*Exercise requirements*:
List, from the lines below, each one with "thee" in it.

*Data supplied*:

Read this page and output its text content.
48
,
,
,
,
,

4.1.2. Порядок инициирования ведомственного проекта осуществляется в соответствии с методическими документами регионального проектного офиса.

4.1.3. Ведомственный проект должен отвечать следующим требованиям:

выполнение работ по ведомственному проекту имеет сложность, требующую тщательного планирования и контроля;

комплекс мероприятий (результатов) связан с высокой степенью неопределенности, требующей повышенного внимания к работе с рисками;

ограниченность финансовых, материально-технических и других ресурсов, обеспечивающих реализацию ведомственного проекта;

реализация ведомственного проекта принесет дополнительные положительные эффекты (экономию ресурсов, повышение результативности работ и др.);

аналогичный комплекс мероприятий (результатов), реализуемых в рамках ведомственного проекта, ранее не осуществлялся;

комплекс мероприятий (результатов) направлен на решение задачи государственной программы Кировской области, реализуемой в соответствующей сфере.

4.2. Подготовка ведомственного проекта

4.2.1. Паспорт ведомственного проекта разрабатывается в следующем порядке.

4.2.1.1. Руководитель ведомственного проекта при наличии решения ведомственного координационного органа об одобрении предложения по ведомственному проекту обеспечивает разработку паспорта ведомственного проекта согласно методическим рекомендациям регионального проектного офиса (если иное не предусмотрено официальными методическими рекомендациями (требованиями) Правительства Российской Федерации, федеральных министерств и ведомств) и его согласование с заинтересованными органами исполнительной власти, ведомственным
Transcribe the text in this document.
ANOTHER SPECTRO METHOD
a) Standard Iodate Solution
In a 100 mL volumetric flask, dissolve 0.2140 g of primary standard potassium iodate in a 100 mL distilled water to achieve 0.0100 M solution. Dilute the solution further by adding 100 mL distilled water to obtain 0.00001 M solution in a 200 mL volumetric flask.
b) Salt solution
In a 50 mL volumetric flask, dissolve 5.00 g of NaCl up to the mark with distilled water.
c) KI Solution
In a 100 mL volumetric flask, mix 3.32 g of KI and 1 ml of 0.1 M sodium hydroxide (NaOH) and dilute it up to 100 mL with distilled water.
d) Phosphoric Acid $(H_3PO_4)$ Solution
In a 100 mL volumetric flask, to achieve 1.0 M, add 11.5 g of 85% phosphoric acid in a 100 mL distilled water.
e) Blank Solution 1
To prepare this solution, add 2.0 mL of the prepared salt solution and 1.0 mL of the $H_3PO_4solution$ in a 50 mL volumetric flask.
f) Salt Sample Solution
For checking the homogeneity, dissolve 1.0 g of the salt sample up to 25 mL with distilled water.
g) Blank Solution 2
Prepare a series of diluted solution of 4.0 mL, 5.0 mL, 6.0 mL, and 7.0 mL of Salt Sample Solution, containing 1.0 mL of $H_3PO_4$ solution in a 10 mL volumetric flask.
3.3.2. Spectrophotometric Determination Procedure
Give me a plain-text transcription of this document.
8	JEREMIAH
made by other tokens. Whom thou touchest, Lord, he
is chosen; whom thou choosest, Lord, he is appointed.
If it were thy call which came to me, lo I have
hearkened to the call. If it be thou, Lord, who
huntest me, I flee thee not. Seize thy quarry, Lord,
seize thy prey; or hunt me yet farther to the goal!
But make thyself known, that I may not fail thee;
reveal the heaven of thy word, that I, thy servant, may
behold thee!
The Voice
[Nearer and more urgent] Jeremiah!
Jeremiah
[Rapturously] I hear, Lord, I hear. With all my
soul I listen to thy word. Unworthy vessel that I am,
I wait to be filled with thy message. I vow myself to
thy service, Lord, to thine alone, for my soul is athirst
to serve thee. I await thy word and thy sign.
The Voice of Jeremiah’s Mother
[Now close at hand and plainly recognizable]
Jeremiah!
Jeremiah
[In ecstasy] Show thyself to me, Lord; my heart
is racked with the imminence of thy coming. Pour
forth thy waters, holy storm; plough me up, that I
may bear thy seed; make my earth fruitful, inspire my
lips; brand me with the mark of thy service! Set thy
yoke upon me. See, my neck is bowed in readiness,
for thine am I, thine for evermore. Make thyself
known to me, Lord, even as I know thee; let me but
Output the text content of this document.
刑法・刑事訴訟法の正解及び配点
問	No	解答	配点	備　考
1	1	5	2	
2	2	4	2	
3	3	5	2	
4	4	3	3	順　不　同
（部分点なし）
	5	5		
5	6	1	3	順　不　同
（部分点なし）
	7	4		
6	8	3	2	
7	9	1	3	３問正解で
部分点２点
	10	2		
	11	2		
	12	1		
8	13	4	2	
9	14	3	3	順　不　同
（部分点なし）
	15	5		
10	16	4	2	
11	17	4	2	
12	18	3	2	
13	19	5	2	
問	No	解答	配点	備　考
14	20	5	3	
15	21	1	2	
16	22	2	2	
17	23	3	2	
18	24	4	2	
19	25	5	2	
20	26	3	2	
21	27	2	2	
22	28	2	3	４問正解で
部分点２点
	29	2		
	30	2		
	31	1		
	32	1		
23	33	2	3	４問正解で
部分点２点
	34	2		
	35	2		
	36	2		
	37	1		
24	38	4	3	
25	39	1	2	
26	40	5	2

*Full answer*:
huntest me, I flee thee not. Seize thy quarry, Lord,
But make thyself known, that I may not fail thee;
behold thee!
to serve thee. I await thy word and thy sign.
known to me, Lord, even as I know thee; let me but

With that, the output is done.